Pick out every line with the word "clusters" and copy it.

* Begin GIVEN DATA *

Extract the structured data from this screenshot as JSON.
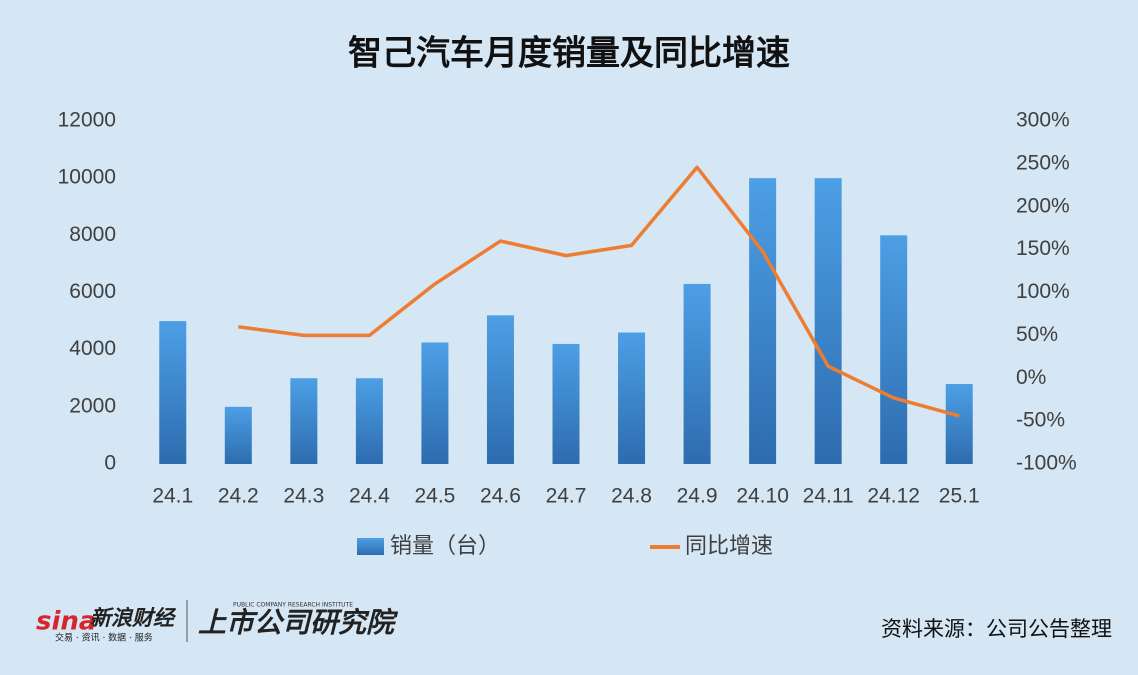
{
  "chart_data": {
    "type": "bar-line",
    "title": "智己汽车月度销量及同比增速",
    "categories": [
      "24.1",
      "24.2",
      "24.3",
      "24.4",
      "24.5",
      "24.6",
      "24.7",
      "24.8",
      "24.9",
      "24.10",
      "24.11",
      "24.12",
      "25.1"
    ],
    "series": [
      {
        "name": "销量（台）",
        "type": "bar",
        "color": "#3c87d2",
        "values": [
          5000,
          2000,
          3000,
          3000,
          4250,
          5200,
          4200,
          4600,
          6300,
          10000,
          10000,
          8000,
          2800
        ]
      },
      {
        "name": "同比增速",
        "type": "line",
        "axis": "y2",
        "color": "#ed7d31",
        "values": [
          null,
          60,
          50,
          50,
          110,
          160,
          143,
          155,
          246,
          148,
          14,
          -23,
          -44
        ]
      }
    ],
    "ylim": [
      0,
      12000
    ],
    "yticks": [
      0,
      2000,
      4000,
      6000,
      8000,
      10000,
      12000
    ],
    "y2lim": [
      -100,
      300
    ],
    "y2ticks": [
      {
        "value": -100,
        "label": "-100%"
      },
      {
        "value": -50,
        "label": "-50%"
      },
      {
        "value": 0,
        "label": "0%"
      },
      {
        "value": 50,
        "label": "50%"
      },
      {
        "value": 100,
        "label": "100%"
      },
      {
        "value": 150,
        "label": "150%"
      },
      {
        "value": 200,
        "label": "200%"
      },
      {
        "value": 250,
        "label": "250%"
      },
      {
        "value": 300,
        "label": "300%"
      }
    ],
    "grid": false
  },
  "footer": {
    "sina": "sina",
    "brand": "新浪财经",
    "brand_tagline": "交易 · 资讯 · 数据 · 服务",
    "institute": "上市公司研究院",
    "institute_en": "PUBLIC COMPANY RESEARCH INSTITUTE",
    "source": "资料来源：公司公告整理"
  }
}
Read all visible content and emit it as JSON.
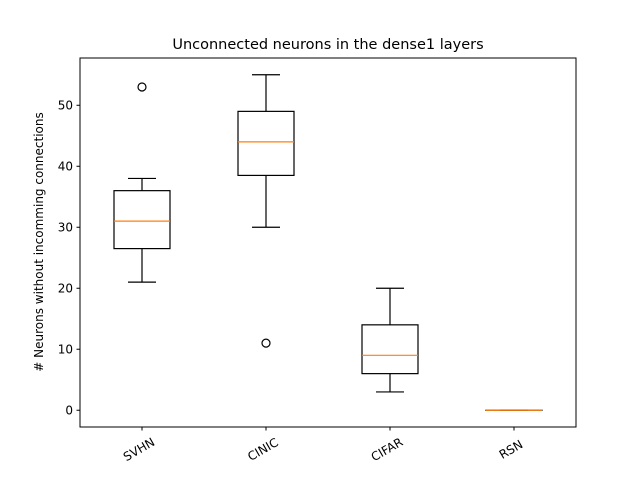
{
  "chart_data": {
    "type": "box",
    "title": "Unconnected neurons in the dense1 layers",
    "xlabel": "",
    "ylabel": "# Neurons without incomming connections",
    "categories": [
      "SVHN",
      "CINIC",
      "CIFAR",
      "RSN"
    ],
    "ylim": [
      -2.75,
      57.75
    ],
    "yticks": [
      0,
      10,
      20,
      30,
      40,
      50
    ],
    "grid": false,
    "boxes": [
      {
        "label": "SVHN",
        "whisker_low": 21,
        "q1": 26.5,
        "median": 31,
        "q3": 36,
        "whisker_high": 38,
        "outliers": [
          53
        ]
      },
      {
        "label": "CINIC",
        "whisker_low": 30,
        "q1": 38.5,
        "median": 44,
        "q3": 49,
        "whisker_high": 55,
        "outliers": [
          11
        ]
      },
      {
        "label": "CIFAR",
        "whisker_low": 3,
        "q1": 6,
        "median": 9,
        "q3": 14,
        "whisker_high": 20,
        "outliers": []
      },
      {
        "label": "RSN",
        "whisker_low": 0,
        "q1": 0,
        "median": 0,
        "q3": 0,
        "whisker_high": 0,
        "outliers": []
      }
    ],
    "colors": {
      "box": "#000000",
      "median": "#ff7f0e",
      "outlier": "#000000"
    }
  }
}
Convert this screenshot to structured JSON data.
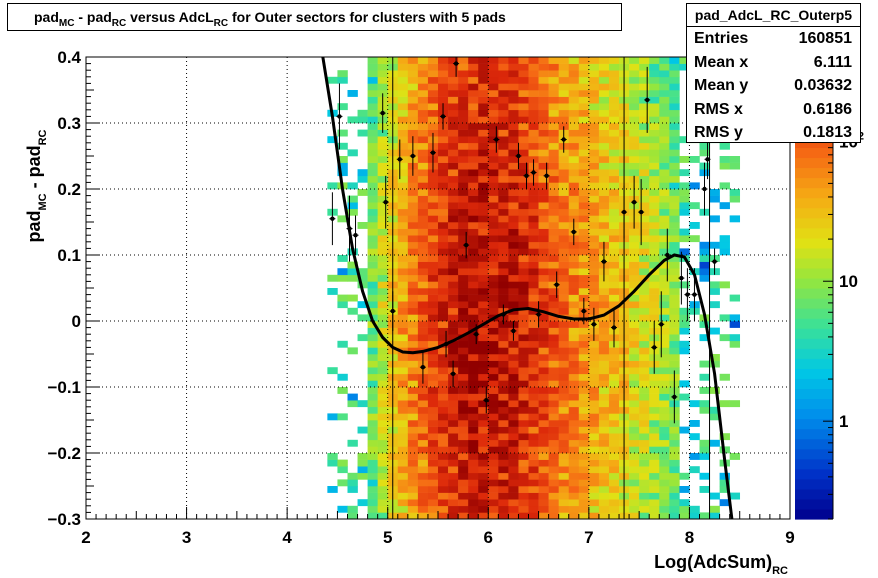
{
  "title": {
    "parts": [
      {
        "text": "pad",
        "sub": false
      },
      {
        "text": "MC",
        "sub": true
      },
      {
        "text": " - pad",
        "sub": false
      },
      {
        "text": "RC",
        "sub": true
      },
      {
        "text": " versus AdcL",
        "sub": false
      },
      {
        "text": "RC",
        "sub": true
      },
      {
        "text": " for Outer sectors for clusters with 5 pads",
        "sub": false
      }
    ]
  },
  "stats": {
    "name": "pad_AdcL_RC_Outerp5",
    "rows": [
      {
        "label": "Entries",
        "value": "160851"
      },
      {
        "label": "Mean x",
        "value": "6.111"
      },
      {
        "label": "Mean y",
        "value": "0.03632"
      },
      {
        "label": "RMS x",
        "value": "0.6186"
      },
      {
        "label": "RMS y",
        "value": "0.1813"
      }
    ]
  },
  "chart_data": {
    "type": "heatmap",
    "title": "pad_MC - pad_RC versus AdcL_RC for Outer sectors for clusters with 5 pads",
    "xlabel": {
      "main": "Log(AdcSum)",
      "sub": "RC"
    },
    "ylabel": {
      "parts": [
        {
          "text": "pad",
          "sub": false
        },
        {
          "text": "MC",
          "sub": true
        },
        {
          "text": " - pad",
          "sub": false
        },
        {
          "text": "RC",
          "sub": true
        }
      ]
    },
    "xlim": [
      2,
      9
    ],
    "ylim": [
      -0.3,
      0.4
    ],
    "x_ticks": [
      2,
      3,
      4,
      5,
      6,
      7,
      8,
      9
    ],
    "x_tick_labels": [
      "2",
      "3",
      "4",
      "5",
      "6",
      "7",
      "8",
      "9"
    ],
    "y_ticks": [
      -0.3,
      -0.2,
      -0.1,
      0,
      0.1,
      0.2,
      0.3,
      0.4
    ],
    "y_tick_labels": [
      "−0.3",
      "−0.2",
      "−0.1",
      "0",
      "0.1",
      "0.2",
      "0.3",
      "0.4"
    ],
    "colorbar": {
      "scale": "log",
      "zlim": [
        0.2,
        400
      ],
      "tick_labels": [
        {
          "value": 1,
          "text": "1"
        },
        {
          "value": 10,
          "text": "10"
        },
        {
          "value": 100,
          "text": "10",
          "sup": "2"
        }
      ]
    },
    "profile_points": [
      {
        "x": 4.45,
        "y": 0.155,
        "err": 0.04
      },
      {
        "x": 4.52,
        "y": 0.31,
        "err": 0.05
      },
      {
        "x": 4.62,
        "y": 0.14,
        "err": 0.05
      },
      {
        "x": 4.68,
        "y": 0.13,
        "err": 0.03
      },
      {
        "x": 4.95,
        "y": 0.315,
        "err": 0.03
      },
      {
        "x": 4.98,
        "y": 0.18,
        "err": 0.04
      },
      {
        "x": 5.05,
        "y": 0.015,
        "err": 0.03
      },
      {
        "x": 5.12,
        "y": 0.245,
        "err": 0.03
      },
      {
        "x": 5.25,
        "y": 0.25,
        "err": 0.03
      },
      {
        "x": 5.35,
        "y": -0.07,
        "err": 0.025
      },
      {
        "x": 5.45,
        "y": 0.255,
        "err": 0.03
      },
      {
        "x": 5.55,
        "y": 0.31,
        "err": 0.02
      },
      {
        "x": 5.58,
        "y": -0.035,
        "err": 0.02
      },
      {
        "x": 5.65,
        "y": -0.08,
        "err": 0.02
      },
      {
        "x": 5.68,
        "y": 0.39,
        "err": 0.02
      },
      {
        "x": 5.78,
        "y": 0.115,
        "err": 0.02
      },
      {
        "x": 5.88,
        "y": -0.02,
        "err": 0.015
      },
      {
        "x": 5.98,
        "y": -0.12,
        "err": 0.02
      },
      {
        "x": 6.08,
        "y": 0.275,
        "err": 0.02
      },
      {
        "x": 6.15,
        "y": 0.01,
        "err": 0.015
      },
      {
        "x": 6.25,
        "y": -0.015,
        "err": 0.015
      },
      {
        "x": 6.3,
        "y": 0.25,
        "err": 0.02
      },
      {
        "x": 6.38,
        "y": 0.22,
        "err": 0.02
      },
      {
        "x": 6.45,
        "y": 0.225,
        "err": 0.02
      },
      {
        "x": 6.5,
        "y": 0.01,
        "err": 0.02
      },
      {
        "x": 6.58,
        "y": 0.22,
        "err": 0.02
      },
      {
        "x": 6.68,
        "y": 0.055,
        "err": 0.02
      },
      {
        "x": 6.75,
        "y": 0.275,
        "err": 0.02
      },
      {
        "x": 6.85,
        "y": 0.135,
        "err": 0.02
      },
      {
        "x": 6.95,
        "y": 0.015,
        "err": 0.02
      },
      {
        "x": 7.05,
        "y": -0.005,
        "err": 0.025
      },
      {
        "x": 7.15,
        "y": 0.09,
        "err": 0.03
      },
      {
        "x": 7.25,
        "y": -0.01,
        "err": 0.03
      },
      {
        "x": 7.35,
        "y": 0.165,
        "err": 0.04
      },
      {
        "x": 7.45,
        "y": 0.18,
        "err": 0.04
      },
      {
        "x": 7.52,
        "y": 0.165,
        "err": 0.05
      },
      {
        "x": 7.58,
        "y": 0.335,
        "err": 0.05
      },
      {
        "x": 7.65,
        "y": -0.04,
        "err": 0.04
      },
      {
        "x": 7.72,
        "y": -0.005,
        "err": 0.05
      },
      {
        "x": 7.78,
        "y": 0.1,
        "err": 0.04
      },
      {
        "x": 7.85,
        "y": -0.115,
        "err": 0.04
      },
      {
        "x": 7.92,
        "y": 0.065,
        "err": 0.04
      },
      {
        "x": 7.98,
        "y": 0.04,
        "err": 0.04
      },
      {
        "x": 8.05,
        "y": 0.04,
        "err": 0.04
      },
      {
        "x": 8.15,
        "y": 0.2,
        "err": 0.04
      },
      {
        "x": 8.18,
        "y": 0.245,
        "err": 0.03
      },
      {
        "x": 8.25,
        "y": 0.09,
        "err": 0.02
      }
    ],
    "fit_curve": [
      [
        4.35,
        0.405
      ],
      [
        4.45,
        0.31
      ],
      [
        4.55,
        0.2
      ],
      [
        4.65,
        0.11
      ],
      [
        4.75,
        0.045
      ],
      [
        4.85,
        0.0
      ],
      [
        4.95,
        -0.025
      ],
      [
        5.05,
        -0.04
      ],
      [
        5.15,
        -0.047
      ],
      [
        5.25,
        -0.048
      ],
      [
        5.35,
        -0.046
      ],
      [
        5.5,
        -0.04
      ],
      [
        5.65,
        -0.03
      ],
      [
        5.8,
        -0.018
      ],
      [
        5.95,
        -0.005
      ],
      [
        6.1,
        0.008
      ],
      [
        6.25,
        0.017
      ],
      [
        6.4,
        0.019
      ],
      [
        6.55,
        0.014
      ],
      [
        6.7,
        0.007
      ],
      [
        6.85,
        0.003
      ],
      [
        7.0,
        0.003
      ],
      [
        7.15,
        0.009
      ],
      [
        7.3,
        0.023
      ],
      [
        7.45,
        0.045
      ],
      [
        7.6,
        0.07
      ],
      [
        7.75,
        0.092
      ],
      [
        7.85,
        0.1
      ],
      [
        7.95,
        0.097
      ],
      [
        8.05,
        0.07
      ],
      [
        8.15,
        0.01
      ],
      [
        8.25,
        -0.08
      ],
      [
        8.35,
        -0.21
      ],
      [
        8.43,
        -0.31
      ]
    ],
    "vertical_lines_x": [
      5.05,
      7.35,
      8.2
    ]
  }
}
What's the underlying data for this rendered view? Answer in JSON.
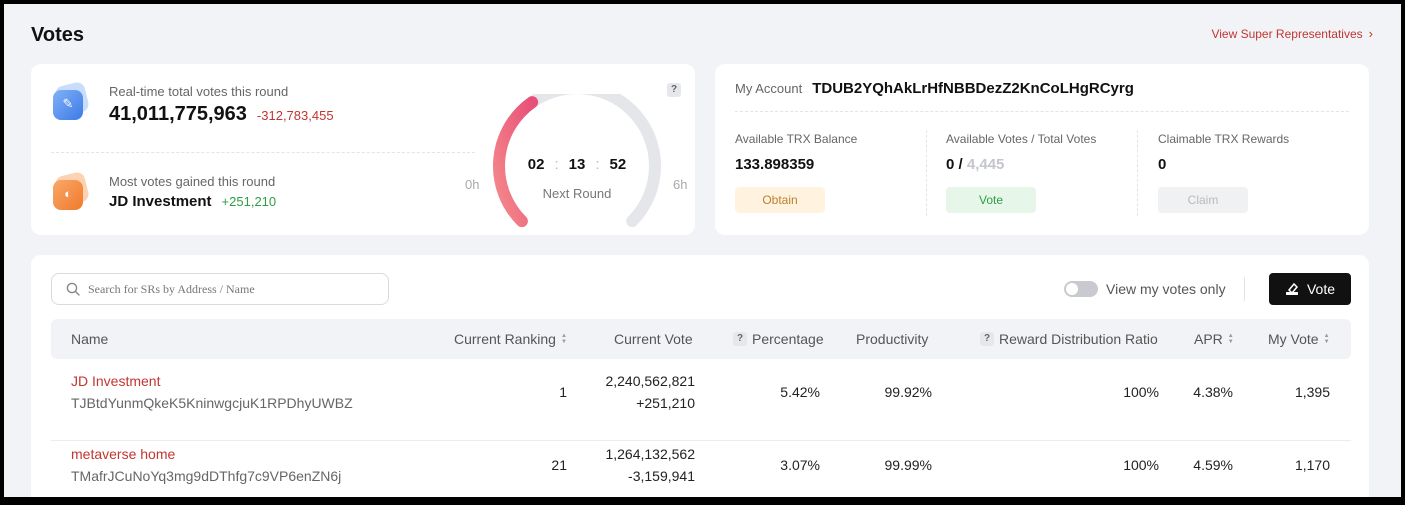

* End GIVEN DATA *

RESULT OF THE EXERCISE –
        "text": " for Outer sectors for clusters with 5 pads",
    "title": "pad_MC - pad_RC versus AdcL_RC for Outer sectors for clusters with 5 pads",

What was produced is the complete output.